In ipotesi che la Banca accrediti direttamente quindi illegittimamente la parte della pensione pignorata all’Agente della riscossione, quale è la strategia legale che deve porre in essere il pensionato?

Il parere dovrà tenere conto anche l’evenienza in cui la banca accrediti totalmente la somma laddove giacente nel c/c laddove a seguto di una svista non si avvede che la causale è “ accredito pensione INPS” interpretando la provvista come somma totalmente da pignorare, in quanto non sono a conoscenza se la banca tramite la causale della rimessa, deve soddisfare il controllo della natura della provvista giacente nel conto corrente.

Cordialità.”
Consulenza legale i 16/11/2022
LAgenzia delle entrate-Riscossione è l’ente che svolge per conto dello Stato l’attività di riscossione dei tributi e dei contributi vantati dagli enti creditori.
Il legislatore nel 2015, ha previsto un procedimento “speciale” per quanto riguarda il pignoramento presso terzi dell’Agente della riscossione.
Come, ad esempio, il pignoramento sul conto corrente del contribuente caso oggetto della presente consulenza. La peculiarità è che diversamente a quanto accade nella procedura esecutiva ordinaria in questo caso l’agente procede alla riscossione mediante inserimento nell’atto di pignoramento dell’ordine al terzo, possessore dei beni del debitore o suo debitore, di pagamento delle somme dovute dal debitore. Nel procedimento ordinario di espropriazione invece nell’atto di pignoramento con cui si dà avvio al procedimento dev’essere contenuto l’atto di citazione in giudizio del debitore.
Venendo al caso concreto se lo stipendio o la pensione del debitore vengono accreditati su un conto corrente postale o bancario a lui intestato, tali somme non possono venire pignorate in toto. Infatti, se lo stipendio o la pensione si trovano accreditate sul conto corrente prima della notifica dell’atto di pignoramento, possono essere pignorati nella parte che eccede il valore di un mezzo dell’assegno sociale.
Annualmente il tetto massimo di pignorabilità viene modificato in base a quella che viene identificata come soglia del cosiddetto “minimo vitale”. Una cifra che individua la somma bastevole ad una persona per poter condurre una vita dignitosa. Tale limite viene calcolato in base al valore dell’assegno sociale ed è pari ad 1,5 volte il suo valore, quest’anno pari a 468,10 euro. Ciò significa 702,15 euro.

== Estratto dei dati ==
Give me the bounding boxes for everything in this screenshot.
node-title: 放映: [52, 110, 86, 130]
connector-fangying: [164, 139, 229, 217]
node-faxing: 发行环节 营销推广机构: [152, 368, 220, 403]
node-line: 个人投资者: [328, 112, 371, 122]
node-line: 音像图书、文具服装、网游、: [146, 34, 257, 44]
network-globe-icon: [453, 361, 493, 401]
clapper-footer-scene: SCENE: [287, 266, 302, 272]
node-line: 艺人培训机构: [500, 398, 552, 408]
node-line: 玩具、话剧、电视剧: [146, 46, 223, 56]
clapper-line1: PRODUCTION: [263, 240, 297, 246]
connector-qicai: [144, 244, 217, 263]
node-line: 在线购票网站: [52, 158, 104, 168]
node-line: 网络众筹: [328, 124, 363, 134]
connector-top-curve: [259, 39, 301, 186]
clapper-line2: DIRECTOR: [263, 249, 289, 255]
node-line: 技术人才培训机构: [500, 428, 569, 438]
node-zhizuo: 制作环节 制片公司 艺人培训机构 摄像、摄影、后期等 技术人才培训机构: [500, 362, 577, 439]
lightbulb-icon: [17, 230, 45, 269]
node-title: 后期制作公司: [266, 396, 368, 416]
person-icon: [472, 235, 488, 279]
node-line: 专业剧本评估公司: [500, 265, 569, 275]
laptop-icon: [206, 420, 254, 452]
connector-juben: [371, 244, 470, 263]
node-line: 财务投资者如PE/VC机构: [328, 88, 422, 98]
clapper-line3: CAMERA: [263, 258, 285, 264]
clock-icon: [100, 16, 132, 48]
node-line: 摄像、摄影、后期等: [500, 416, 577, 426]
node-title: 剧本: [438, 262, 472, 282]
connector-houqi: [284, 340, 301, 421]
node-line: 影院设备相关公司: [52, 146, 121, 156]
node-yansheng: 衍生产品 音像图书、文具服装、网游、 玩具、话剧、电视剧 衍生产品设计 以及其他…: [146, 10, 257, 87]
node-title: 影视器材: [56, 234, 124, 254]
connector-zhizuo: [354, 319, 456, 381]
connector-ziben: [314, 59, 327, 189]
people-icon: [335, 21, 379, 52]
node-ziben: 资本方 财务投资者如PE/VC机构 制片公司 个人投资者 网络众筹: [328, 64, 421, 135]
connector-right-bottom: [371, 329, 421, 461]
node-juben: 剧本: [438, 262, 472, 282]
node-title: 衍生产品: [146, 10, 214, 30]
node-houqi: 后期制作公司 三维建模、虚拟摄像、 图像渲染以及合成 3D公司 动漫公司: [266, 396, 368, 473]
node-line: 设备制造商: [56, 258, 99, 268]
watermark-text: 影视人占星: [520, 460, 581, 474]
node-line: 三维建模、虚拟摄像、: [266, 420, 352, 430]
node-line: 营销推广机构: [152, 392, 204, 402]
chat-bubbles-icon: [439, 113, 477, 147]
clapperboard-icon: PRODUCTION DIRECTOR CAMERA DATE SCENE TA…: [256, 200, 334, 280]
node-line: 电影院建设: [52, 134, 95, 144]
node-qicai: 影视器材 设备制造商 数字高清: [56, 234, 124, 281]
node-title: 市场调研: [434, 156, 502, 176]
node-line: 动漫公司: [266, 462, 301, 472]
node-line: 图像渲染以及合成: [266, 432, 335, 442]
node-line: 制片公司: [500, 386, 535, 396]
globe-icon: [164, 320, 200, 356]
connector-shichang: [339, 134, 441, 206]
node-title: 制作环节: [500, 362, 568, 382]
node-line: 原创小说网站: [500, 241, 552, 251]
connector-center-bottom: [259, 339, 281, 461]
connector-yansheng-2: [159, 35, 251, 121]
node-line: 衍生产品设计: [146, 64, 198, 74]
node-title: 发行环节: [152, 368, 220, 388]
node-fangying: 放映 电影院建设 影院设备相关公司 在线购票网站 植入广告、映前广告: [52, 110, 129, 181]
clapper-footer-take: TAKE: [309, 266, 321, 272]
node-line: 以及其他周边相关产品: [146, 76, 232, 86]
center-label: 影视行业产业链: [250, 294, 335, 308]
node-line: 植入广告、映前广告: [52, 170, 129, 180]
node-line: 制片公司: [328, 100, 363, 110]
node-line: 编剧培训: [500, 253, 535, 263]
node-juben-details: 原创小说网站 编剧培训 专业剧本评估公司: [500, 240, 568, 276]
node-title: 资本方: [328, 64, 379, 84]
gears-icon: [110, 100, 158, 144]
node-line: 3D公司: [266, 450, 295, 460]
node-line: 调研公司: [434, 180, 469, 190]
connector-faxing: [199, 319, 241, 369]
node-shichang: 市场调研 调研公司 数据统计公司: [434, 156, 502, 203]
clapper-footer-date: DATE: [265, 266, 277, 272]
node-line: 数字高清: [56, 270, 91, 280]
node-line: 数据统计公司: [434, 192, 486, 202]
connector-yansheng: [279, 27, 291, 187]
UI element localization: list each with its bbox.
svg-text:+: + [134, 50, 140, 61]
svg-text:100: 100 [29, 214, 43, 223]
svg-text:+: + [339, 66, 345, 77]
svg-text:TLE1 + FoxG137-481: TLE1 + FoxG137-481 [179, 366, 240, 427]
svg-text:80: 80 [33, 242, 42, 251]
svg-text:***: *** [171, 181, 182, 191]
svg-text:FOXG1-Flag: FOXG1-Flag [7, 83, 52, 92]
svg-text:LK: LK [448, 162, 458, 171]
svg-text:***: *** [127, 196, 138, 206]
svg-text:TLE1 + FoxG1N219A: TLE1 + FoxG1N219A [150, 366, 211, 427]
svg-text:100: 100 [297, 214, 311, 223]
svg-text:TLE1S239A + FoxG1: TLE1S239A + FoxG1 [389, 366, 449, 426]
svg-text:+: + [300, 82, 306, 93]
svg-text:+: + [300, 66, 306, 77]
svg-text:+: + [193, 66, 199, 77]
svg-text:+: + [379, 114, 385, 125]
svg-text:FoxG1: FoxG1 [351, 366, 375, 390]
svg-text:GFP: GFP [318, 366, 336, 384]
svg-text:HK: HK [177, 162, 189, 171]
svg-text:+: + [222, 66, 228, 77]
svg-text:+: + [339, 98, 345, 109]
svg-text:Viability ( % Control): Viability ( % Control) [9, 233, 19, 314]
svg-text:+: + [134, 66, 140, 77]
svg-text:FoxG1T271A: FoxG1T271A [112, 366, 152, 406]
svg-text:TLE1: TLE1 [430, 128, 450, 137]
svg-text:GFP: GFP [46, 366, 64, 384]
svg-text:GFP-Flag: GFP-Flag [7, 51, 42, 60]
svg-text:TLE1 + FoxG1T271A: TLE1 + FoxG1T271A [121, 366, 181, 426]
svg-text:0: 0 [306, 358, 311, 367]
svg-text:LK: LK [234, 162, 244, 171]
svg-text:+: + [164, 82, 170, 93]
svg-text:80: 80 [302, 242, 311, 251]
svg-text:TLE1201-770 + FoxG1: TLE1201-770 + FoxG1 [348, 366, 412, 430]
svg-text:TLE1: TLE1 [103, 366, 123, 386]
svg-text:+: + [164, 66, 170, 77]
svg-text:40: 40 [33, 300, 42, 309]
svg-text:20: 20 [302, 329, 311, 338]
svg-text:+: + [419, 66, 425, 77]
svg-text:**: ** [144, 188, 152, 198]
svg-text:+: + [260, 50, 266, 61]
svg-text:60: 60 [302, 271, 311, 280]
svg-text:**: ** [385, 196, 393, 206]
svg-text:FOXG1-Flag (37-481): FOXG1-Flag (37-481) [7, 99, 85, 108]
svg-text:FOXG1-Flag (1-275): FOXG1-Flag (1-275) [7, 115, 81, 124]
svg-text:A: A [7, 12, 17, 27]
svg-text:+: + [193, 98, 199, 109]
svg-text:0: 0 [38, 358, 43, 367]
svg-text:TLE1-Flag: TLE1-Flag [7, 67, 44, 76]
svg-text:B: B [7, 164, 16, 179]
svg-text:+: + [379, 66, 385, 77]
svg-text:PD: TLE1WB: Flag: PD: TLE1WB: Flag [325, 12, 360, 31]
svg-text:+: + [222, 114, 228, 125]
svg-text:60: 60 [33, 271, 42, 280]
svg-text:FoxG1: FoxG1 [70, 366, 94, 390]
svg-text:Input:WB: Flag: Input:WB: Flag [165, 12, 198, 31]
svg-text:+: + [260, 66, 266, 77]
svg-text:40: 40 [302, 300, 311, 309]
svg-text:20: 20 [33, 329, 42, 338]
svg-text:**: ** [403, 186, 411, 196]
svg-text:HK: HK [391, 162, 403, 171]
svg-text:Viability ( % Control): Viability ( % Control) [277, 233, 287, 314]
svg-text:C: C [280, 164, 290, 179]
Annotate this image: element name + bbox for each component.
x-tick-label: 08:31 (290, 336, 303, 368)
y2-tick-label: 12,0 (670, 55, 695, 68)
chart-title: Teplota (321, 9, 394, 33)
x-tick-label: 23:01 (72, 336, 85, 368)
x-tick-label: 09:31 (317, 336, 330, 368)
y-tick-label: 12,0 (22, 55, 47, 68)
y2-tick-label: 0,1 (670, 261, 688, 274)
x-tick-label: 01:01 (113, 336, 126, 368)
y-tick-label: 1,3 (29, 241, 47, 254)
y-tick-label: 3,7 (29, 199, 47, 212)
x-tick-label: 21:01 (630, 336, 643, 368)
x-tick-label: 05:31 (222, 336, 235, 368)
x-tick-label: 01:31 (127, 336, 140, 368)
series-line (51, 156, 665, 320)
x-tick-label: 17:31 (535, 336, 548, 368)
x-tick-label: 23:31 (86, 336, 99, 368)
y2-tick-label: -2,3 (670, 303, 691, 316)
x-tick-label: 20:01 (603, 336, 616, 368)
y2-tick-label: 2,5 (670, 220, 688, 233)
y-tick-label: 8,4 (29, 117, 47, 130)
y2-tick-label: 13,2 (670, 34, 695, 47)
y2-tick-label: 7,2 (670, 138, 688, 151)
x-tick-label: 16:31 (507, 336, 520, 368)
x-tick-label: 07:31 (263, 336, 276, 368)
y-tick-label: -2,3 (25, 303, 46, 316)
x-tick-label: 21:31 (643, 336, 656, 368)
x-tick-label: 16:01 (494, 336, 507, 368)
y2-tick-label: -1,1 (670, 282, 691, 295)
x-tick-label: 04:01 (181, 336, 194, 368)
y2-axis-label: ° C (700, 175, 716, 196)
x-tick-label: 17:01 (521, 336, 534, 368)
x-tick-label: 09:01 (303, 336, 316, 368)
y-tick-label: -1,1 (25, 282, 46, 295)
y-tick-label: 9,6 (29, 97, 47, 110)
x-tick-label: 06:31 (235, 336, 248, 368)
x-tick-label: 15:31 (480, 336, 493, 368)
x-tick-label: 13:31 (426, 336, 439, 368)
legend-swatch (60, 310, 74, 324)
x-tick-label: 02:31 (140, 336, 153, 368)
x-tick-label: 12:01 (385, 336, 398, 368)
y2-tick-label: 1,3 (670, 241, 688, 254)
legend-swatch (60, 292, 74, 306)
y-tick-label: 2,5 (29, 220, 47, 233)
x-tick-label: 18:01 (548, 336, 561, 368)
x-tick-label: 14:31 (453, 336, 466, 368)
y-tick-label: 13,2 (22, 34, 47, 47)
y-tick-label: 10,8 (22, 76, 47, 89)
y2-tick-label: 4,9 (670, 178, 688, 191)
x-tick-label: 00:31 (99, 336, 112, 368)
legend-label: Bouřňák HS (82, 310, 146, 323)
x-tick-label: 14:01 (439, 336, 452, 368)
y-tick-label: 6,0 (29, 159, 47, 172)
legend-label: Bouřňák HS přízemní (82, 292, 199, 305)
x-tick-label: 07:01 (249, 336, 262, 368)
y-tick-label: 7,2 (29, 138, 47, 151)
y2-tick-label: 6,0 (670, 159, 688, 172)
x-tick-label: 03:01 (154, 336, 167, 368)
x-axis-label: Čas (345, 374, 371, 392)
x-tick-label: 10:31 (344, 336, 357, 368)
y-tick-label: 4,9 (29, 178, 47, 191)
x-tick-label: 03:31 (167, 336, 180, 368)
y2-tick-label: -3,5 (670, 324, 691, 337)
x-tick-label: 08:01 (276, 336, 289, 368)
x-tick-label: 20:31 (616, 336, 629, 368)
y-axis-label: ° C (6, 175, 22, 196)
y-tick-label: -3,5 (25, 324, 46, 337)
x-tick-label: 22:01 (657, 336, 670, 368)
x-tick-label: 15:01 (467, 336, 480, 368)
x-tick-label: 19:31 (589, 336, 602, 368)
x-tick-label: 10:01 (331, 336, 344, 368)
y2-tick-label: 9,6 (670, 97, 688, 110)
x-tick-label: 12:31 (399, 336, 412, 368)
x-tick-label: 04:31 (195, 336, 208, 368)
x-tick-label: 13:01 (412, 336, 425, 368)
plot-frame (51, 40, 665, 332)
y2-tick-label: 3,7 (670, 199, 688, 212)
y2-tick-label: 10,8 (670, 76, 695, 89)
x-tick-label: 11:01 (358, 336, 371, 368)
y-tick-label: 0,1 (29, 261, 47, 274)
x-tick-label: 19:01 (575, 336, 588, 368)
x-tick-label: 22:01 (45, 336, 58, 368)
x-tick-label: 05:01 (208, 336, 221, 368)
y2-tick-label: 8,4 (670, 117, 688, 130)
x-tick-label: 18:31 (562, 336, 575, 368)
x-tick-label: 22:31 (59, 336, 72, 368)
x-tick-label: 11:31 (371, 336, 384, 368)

== Enunciato del compito ==
Riprenda il testo sul pignoramento della pensione da parte dell'Agente della riscossione e lo prosegua dal punto in cui si interrompe. I record non sono necessari per lo svolgimento.

== Risposta al compito ==
Se lo stipendio o la pensione vengono accreditati nella stessa data di notifica dell’atto di pignoramento o successivamente, la somma può essere vincolata entro le percentuali di seguito indicate
Se il pignoramento riguarda stipendi, salario, pensioni o qualsiasi altra indennità derivante da rapporto di lavoro o di impiego, esistono per l’Agente della riscossione alcuni limiti:
• fino a 2.500 euro la quota pignorabile è un decimo;
• tra 2.500 e 5.000 euro la quota pignorabile è un settimo;
• sopra i 5.000 euro la quota pignorabile è un quinto.
Per poter usufruire dei limiti del pignoramento del conto con lo stipendio o con la pensione è necessario che sul predetto rapporto bancario non confluiscano redditi di natura diversa.
Pertanto, nel caso di specie è obbligo della Banca effettuare tale controllo stante l’assenza di redditi diversi rispetto alla pensione.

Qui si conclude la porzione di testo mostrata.